Rows from a dataset:

..........

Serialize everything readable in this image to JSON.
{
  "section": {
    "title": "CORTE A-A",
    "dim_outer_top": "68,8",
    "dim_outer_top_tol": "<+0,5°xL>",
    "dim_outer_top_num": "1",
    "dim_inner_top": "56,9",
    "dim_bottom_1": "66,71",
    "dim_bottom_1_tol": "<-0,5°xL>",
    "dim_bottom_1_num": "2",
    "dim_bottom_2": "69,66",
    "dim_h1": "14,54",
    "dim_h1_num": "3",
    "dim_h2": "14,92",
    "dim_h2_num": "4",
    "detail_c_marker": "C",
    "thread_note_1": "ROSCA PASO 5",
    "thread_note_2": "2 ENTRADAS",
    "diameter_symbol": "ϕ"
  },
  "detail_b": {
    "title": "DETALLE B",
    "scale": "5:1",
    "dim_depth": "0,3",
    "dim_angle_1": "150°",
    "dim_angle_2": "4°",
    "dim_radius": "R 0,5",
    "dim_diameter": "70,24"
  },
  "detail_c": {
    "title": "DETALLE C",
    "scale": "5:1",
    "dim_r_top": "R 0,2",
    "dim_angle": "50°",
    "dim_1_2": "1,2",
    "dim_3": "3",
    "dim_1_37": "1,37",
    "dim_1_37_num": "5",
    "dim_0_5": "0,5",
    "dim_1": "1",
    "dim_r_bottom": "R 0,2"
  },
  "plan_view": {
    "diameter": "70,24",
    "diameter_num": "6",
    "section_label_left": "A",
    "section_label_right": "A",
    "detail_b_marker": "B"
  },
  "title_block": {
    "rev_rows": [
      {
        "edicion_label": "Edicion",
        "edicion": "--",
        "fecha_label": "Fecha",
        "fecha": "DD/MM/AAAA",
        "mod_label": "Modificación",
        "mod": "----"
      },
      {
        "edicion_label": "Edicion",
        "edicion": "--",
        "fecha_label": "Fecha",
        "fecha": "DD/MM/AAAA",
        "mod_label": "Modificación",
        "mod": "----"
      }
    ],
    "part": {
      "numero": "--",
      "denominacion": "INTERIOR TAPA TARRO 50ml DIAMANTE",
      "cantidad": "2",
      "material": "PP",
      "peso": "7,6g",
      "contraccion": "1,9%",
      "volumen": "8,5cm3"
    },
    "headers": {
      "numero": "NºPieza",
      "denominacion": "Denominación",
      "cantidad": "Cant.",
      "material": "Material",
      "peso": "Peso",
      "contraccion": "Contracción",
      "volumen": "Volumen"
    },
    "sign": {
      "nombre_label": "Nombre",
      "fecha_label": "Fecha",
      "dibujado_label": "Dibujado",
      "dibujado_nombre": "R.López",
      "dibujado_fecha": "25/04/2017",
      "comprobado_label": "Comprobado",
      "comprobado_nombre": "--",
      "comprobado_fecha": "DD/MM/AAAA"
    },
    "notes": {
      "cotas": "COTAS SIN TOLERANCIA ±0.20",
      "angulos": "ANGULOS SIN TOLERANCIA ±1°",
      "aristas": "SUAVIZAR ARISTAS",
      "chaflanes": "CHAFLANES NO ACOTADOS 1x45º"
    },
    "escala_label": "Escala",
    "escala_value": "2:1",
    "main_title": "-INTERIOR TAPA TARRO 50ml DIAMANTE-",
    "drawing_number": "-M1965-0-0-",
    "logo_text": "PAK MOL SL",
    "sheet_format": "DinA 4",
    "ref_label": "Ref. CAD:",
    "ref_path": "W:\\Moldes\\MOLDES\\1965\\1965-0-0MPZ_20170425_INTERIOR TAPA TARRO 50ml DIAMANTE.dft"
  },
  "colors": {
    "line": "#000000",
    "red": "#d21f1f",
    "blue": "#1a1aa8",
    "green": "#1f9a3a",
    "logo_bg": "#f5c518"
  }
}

..........

__EXERCISE INSTRUCTIONS__:
Look for lines containing the string "TAPA" and copy them all.

__EXERCISE OUTPUT__:
      "denominacion": "INTERIOR TAPA TARRO 50ml DIAMANTE",
    "main_title": "-INTERIOR TAPA TARRO 50ml DIAMANTE-",
    "ref_path": "W:\\Moldes\\MOLDES\\1965\\1965-0-0MPZ_20170425_INTERIOR TAPA TARRO 50ml DIAMANTE.dft"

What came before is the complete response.